SET EXERCISE:
Each entry below is to be given again word for word, with no pictures.

RECORD EXTRACTS:

■ ■ ■ ■ ■

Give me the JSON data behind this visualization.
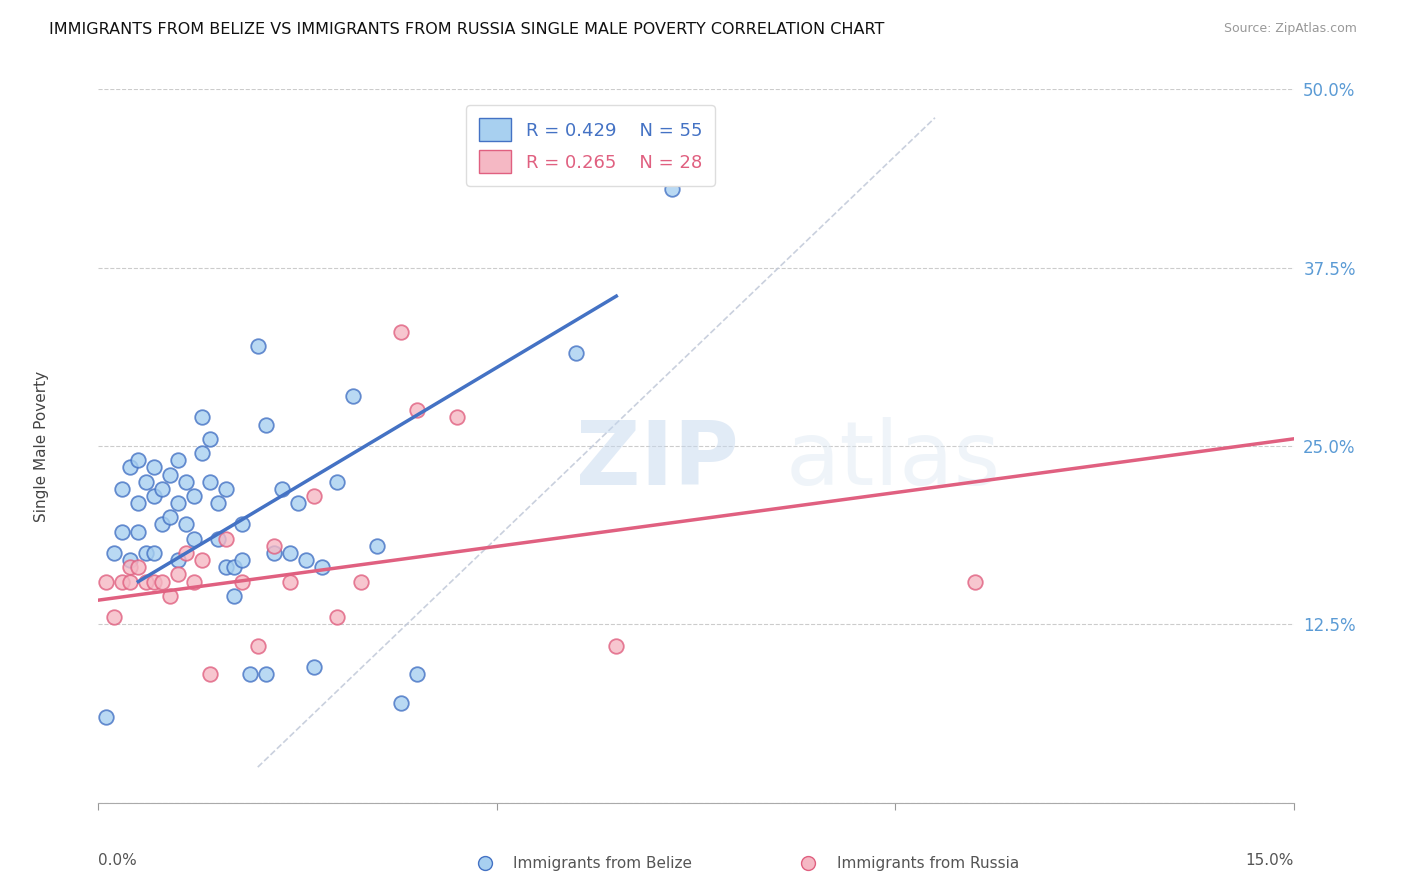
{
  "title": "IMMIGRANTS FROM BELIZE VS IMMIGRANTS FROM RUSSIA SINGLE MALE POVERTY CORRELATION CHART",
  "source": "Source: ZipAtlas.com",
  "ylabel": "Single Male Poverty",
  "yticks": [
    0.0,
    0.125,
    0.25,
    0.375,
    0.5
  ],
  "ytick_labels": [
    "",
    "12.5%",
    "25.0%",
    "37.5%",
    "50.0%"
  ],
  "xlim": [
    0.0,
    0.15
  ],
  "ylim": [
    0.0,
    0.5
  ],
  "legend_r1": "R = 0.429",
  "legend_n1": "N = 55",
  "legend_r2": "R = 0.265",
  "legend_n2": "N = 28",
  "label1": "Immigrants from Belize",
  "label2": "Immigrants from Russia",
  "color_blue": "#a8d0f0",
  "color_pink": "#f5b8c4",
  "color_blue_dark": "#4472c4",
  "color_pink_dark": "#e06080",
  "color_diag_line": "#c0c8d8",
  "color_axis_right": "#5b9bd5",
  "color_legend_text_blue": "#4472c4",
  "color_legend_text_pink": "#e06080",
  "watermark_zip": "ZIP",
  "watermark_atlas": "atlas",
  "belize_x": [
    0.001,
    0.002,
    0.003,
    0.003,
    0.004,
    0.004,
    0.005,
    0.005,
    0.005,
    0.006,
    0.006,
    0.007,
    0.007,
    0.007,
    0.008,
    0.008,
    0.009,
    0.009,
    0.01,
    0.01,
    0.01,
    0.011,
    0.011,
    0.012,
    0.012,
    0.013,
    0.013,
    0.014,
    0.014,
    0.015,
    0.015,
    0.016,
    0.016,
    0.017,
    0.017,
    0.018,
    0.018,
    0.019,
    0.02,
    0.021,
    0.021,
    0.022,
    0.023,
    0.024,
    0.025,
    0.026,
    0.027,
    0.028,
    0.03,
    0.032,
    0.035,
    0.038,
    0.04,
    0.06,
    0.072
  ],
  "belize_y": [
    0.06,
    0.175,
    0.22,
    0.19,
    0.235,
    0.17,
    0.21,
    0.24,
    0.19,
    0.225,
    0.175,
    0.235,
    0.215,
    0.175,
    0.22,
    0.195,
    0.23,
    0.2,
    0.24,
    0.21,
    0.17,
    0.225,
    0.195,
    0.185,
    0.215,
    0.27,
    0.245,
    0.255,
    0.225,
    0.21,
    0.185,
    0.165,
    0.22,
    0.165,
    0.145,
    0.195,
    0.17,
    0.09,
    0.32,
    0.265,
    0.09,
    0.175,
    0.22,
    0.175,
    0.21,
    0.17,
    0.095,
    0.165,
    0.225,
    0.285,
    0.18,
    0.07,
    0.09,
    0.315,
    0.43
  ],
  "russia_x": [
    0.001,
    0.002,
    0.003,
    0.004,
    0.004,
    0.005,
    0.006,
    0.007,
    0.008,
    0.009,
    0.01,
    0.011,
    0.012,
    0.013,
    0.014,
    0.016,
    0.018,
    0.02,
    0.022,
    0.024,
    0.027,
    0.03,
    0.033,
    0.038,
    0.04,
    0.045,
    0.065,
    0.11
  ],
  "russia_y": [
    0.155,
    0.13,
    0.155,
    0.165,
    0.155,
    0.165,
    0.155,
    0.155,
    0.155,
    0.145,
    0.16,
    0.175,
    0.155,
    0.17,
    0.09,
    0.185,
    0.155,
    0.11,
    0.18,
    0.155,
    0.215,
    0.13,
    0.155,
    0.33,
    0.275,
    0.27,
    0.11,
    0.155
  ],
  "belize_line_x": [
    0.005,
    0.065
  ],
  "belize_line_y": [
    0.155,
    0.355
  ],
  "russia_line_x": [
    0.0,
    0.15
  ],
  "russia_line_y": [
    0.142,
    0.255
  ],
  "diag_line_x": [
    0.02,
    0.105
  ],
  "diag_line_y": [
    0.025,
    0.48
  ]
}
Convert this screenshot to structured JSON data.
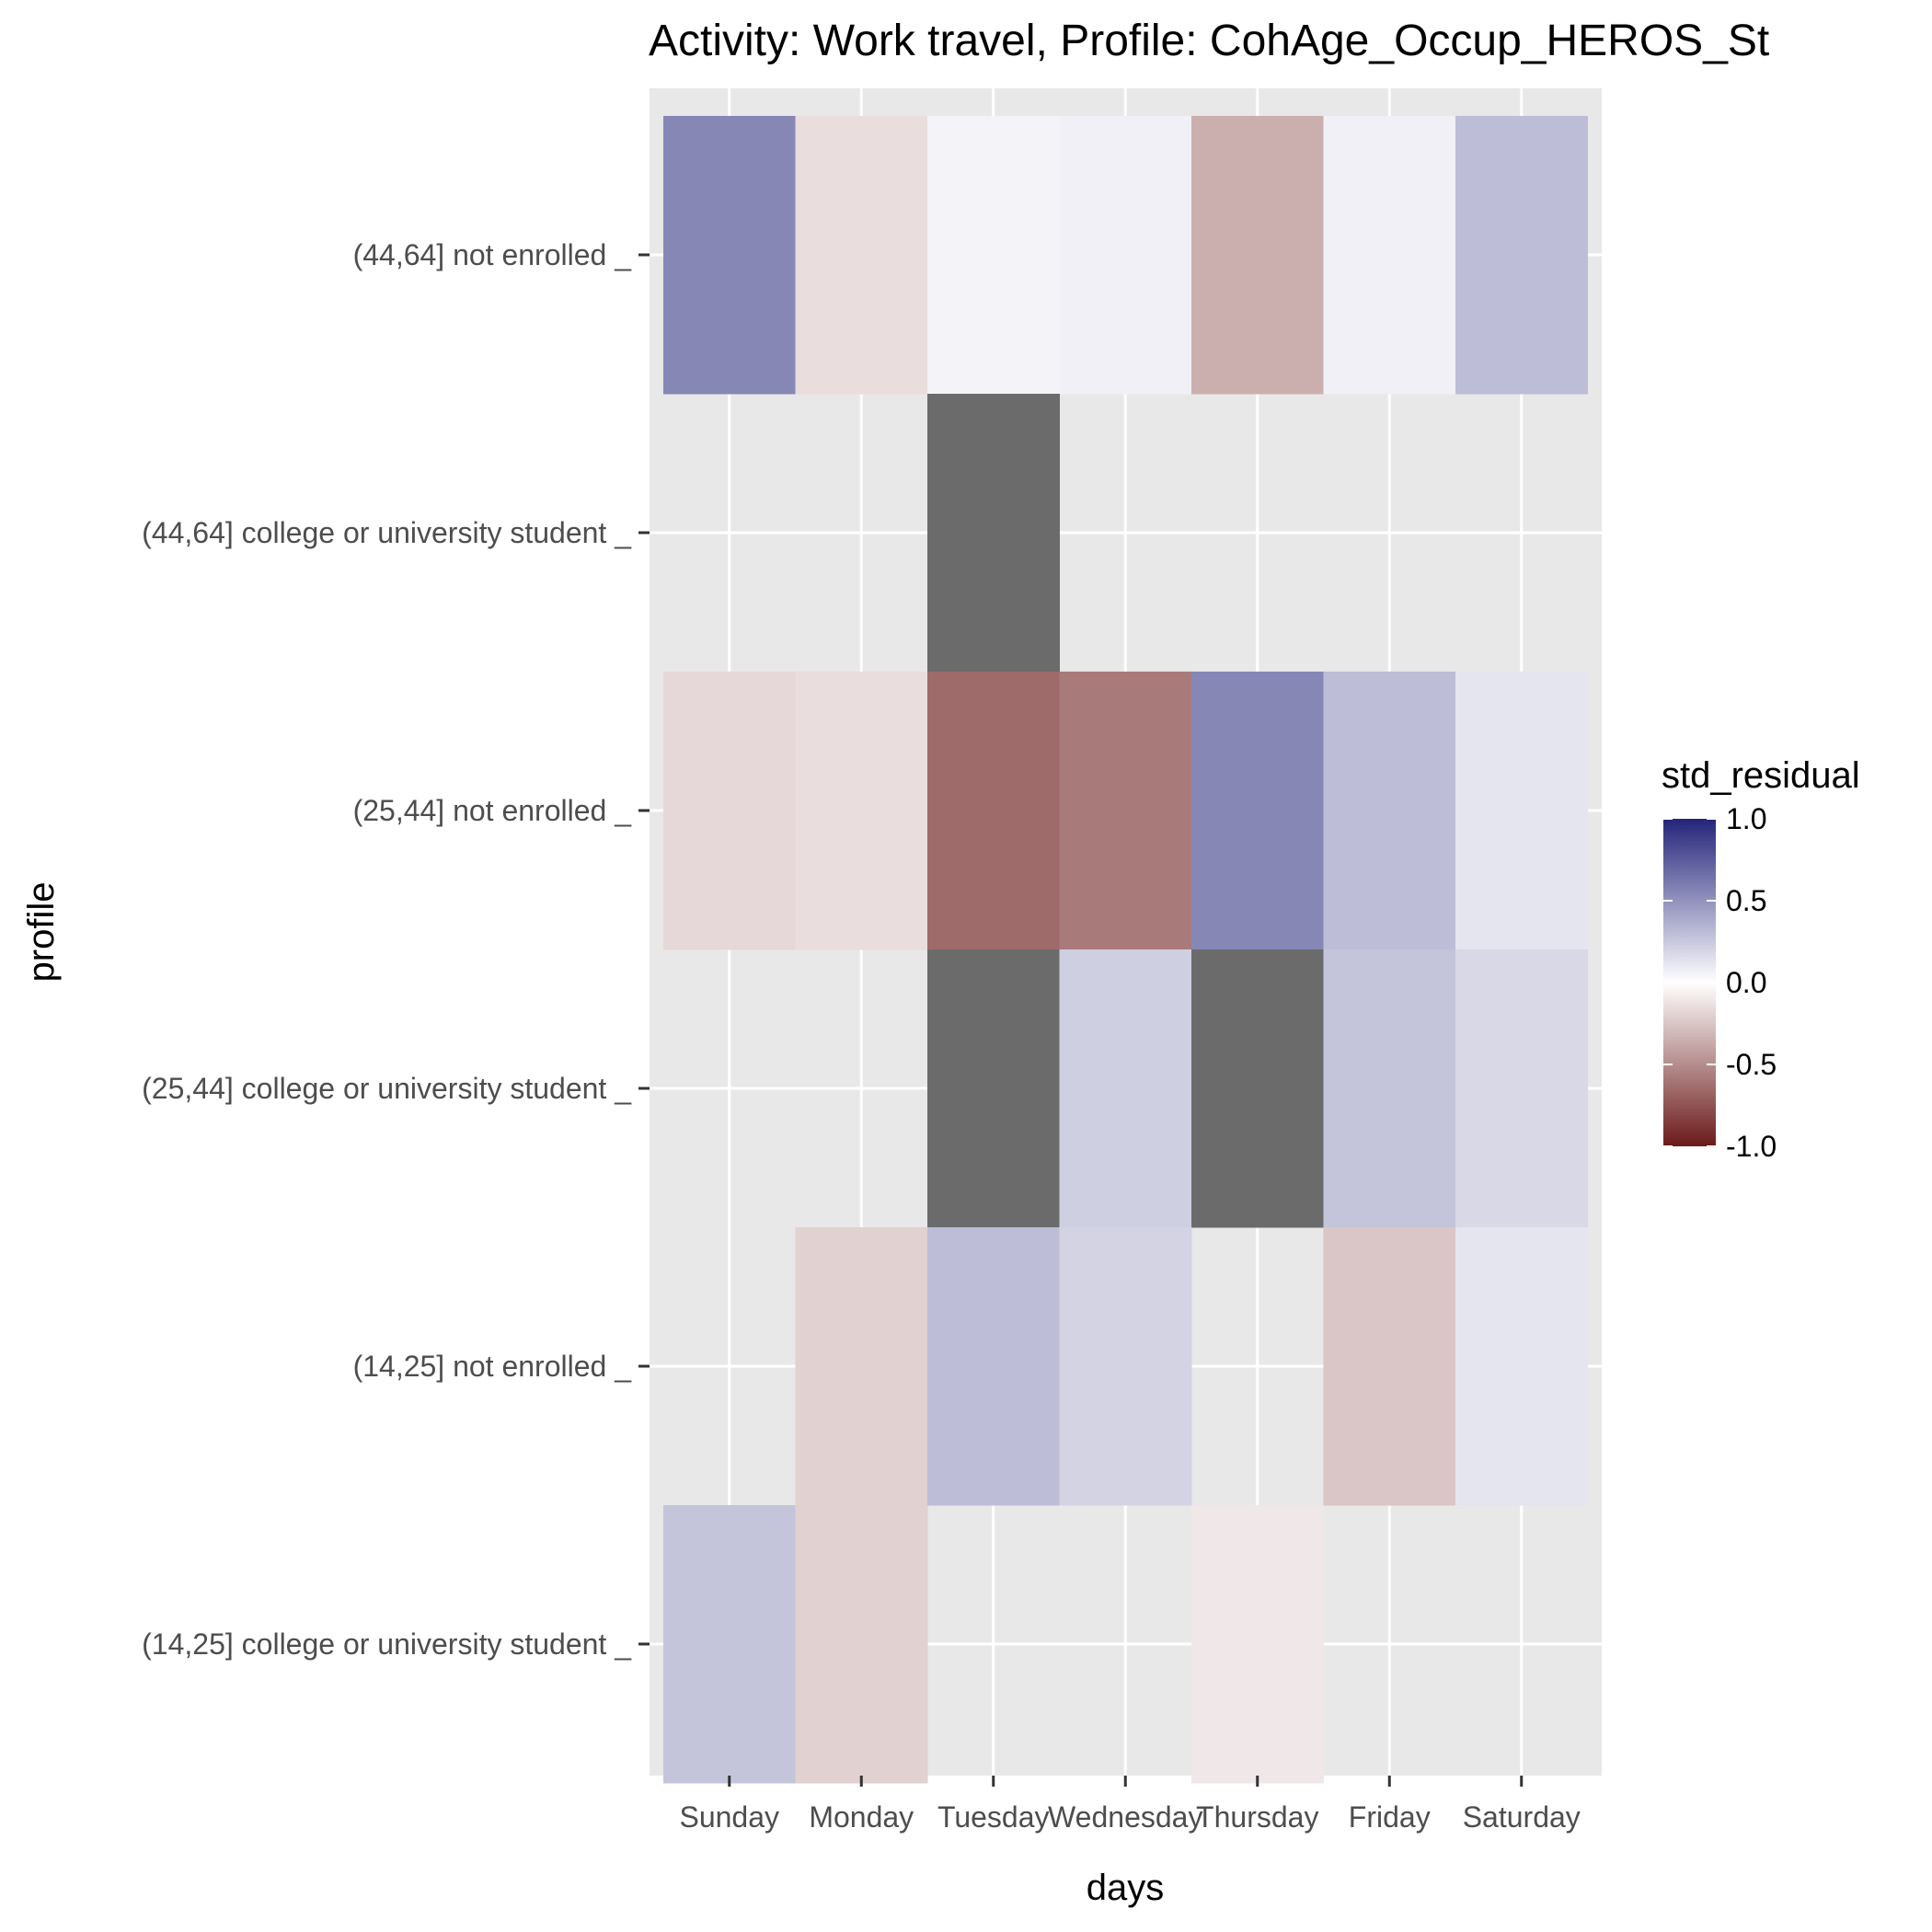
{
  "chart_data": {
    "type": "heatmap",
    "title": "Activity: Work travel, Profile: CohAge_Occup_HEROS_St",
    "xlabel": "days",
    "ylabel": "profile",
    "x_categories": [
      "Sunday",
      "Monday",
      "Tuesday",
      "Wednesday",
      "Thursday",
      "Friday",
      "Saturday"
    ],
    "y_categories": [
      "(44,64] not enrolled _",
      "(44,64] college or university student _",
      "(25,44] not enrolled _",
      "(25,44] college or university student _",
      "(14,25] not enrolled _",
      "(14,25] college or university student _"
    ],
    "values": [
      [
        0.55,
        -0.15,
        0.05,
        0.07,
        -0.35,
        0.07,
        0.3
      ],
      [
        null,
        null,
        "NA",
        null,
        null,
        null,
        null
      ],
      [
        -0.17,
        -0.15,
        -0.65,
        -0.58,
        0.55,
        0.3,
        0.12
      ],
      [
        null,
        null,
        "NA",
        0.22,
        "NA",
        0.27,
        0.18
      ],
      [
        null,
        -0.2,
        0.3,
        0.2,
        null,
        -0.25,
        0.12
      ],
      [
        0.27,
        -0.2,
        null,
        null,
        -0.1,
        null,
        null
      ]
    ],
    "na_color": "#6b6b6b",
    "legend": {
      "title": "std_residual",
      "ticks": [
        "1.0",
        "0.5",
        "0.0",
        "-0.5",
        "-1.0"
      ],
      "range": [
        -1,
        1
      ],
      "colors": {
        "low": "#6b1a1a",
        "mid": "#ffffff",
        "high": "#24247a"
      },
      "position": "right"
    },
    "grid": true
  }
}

■ ■ ■ ■ ■

OUTPUT OF THE TASK:
Give me the JSON data behind this visualization.
{
  "title": "IMMIGRANTS FROM BELIZE VS IMMIGRANTS FROM RUSSIA SINGLE MALE POVERTY CORRELATION CHART",
  "source": "Source: ZipAtlas.com",
  "ylabel": "Single Male Poverty",
  "yticks": [
    0.0,
    0.125,
    0.25,
    0.375,
    0.5
  ],
  "ytick_labels": [
    "",
    "12.5%",
    "25.0%",
    "37.5%",
    "50.0%"
  ],
  "xlim": [
    0.0,
    0.15
  ],
  "ylim": [
    0.0,
    0.5
  ],
  "legend_r1": "R = 0.429",
  "legend_n1": "N = 55",
  "legend_r2": "R = 0.265",
  "legend_n2": "N = 28",
  "label1": "Immigrants from Belize",
  "label2": "Immigrants from Russia",
  "color_blue": "#a8d0f0",
  "color_pink": "#f5b8c4",
  "color_blue_dark": "#4472c4",
  "color_pink_dark": "#e06080",
  "color_diag_line": "#c0c8d8",
  "color_axis_right": "#5b9bd5",
  "color_legend_text_blue": "#4472c4",
  "color_legend_text_pink": "#e06080",
  "watermark_zip": "ZIP",
  "watermark_atlas": "atlas",
  "belize_x": [
    0.001,
    0.002,
    0.003,
    0.003,
    0.004,
    0.004,
    0.005,
    0.005,
    0.005,
    0.006,
    0.006,
    0.007,
    0.007,
    0.007,
    0.008,
    0.008,
    0.009,
    0.009,
    0.01,
    0.01,
    0.01,
    0.011,
    0.011,
    0.012,
    0.012,
    0.013,
    0.013,
    0.014,
    0.014,
    0.015,
    0.015,
    0.016,
    0.016,
    0.017,
    0.017,
    0.018,
    0.018,
    0.019,
    0.02,
    0.021,
    0.021,
    0.022,
    0.023,
    0.024,
    0.025,
    0.026,
    0.027,
    0.028,
    0.03,
    0.032,
    0.035,
    0.038,
    0.04,
    0.06,
    0.072
  ],
  "belize_y": [
    0.06,
    0.175,
    0.22,
    0.19,
    0.235,
    0.17,
    0.21,
    0.24,
    0.19,
    0.225,
    0.175,
    0.235,
    0.215,
    0.175,
    0.22,
    0.195,
    0.23,
    0.2,
    0.24,
    0.21,
    0.17,
    0.225,
    0.195,
    0.185,
    0.215,
    0.27,
    0.245,
    0.255,
    0.225,
    0.21,
    0.185,
    0.165,
    0.22,
    0.165,
    0.145,
    0.195,
    0.17,
    0.09,
    0.32,
    0.265,
    0.09,
    0.175,
    0.22,
    0.175,
    0.21,
    0.17,
    0.095,
    0.165,
    0.225,
    0.285,
    0.18,
    0.07,
    0.09,
    0.315,
    0.43
  ],
  "russia_x": [
    0.001,
    0.002,
    0.003,
    0.004,
    0.004,
    0.005,
    0.006,
    0.007,
    0.008,
    0.009,
    0.01,
    0.011,
    0.012,
    0.013,
    0.014,
    0.016,
    0.018,
    0.02,
    0.022,
    0.024,
    0.027,
    0.03,
    0.033,
    0.038,
    0.04,
    0.045,
    0.065,
    0.11
  ],
  "russia_y": [
    0.155,
    0.13,
    0.155,
    0.165,
    0.155,
    0.165,
    0.155,
    0.155,
    0.155,
    0.145,
    0.16,
    0.175,
    0.155,
    0.17,
    0.09,
    0.185,
    0.155,
    0.11,
    0.18,
    0.155,
    0.215,
    0.13,
    0.155,
    0.33,
    0.275,
    0.27,
    0.11,
    0.155
  ],
  "belize_line_x": [
    0.005,
    0.065
  ],
  "belize_line_y": [
    0.155,
    0.355
  ],
  "russia_line_x": [
    0.0,
    0.15
  ],
  "russia_line_y": [
    0.142,
    0.255
  ],
  "diag_line_x": [
    0.02,
    0.105
  ],
  "diag_line_y": [
    0.025,
    0.48
  ]
}
Convert this screenshot to structured JSON data.
{
  "chart_data": {
    "type": "heatmap",
    "title": "Activity: Work travel, Profile: CohAge_Occup_HEROS_St",
    "xlabel": "days",
    "ylabel": "profile",
    "x_categories": [
      "Sunday",
      "Monday",
      "Tuesday",
      "Wednesday",
      "Thursday",
      "Friday",
      "Saturday"
    ],
    "y_categories": [
      "(44,64] not enrolled _",
      "(44,64] college or university student _",
      "(25,44] not enrolled _",
      "(25,44] college or university student _",
      "(14,25] not enrolled _",
      "(14,25] college or university student _"
    ],
    "values": [
      [
        0.55,
        -0.15,
        0.05,
        0.07,
        -0.35,
        0.07,
        0.3
      ],
      [
        null,
        null,
        "NA",
        null,
        null,
        null,
        null
      ],
      [
        -0.17,
        -0.15,
        -0.65,
        -0.58,
        0.55,
        0.3,
        0.12
      ],
      [
        null,
        null,
        "NA",
        0.22,
        "NA",
        0.27,
        0.18
      ],
      [
        null,
        -0.2,
        0.3,
        0.2,
        null,
        -0.25,
        0.12
      ],
      [
        0.27,
        -0.2,
        null,
        null,
        -0.1,
        null,
        null
      ]
    ],
    "na_color": "#6b6b6b",
    "legend": {
      "title": "std_residual",
      "ticks": [
        "1.0",
        "0.5",
        "0.0",
        "-0.5",
        "-1.0"
      ],
      "range": [
        -1,
        1
      ],
      "colors": {
        "low": "#6b1a1a",
        "mid": "#ffffff",
        "high": "#24247a"
      },
      "position": "right"
    },
    "grid": true
  }
}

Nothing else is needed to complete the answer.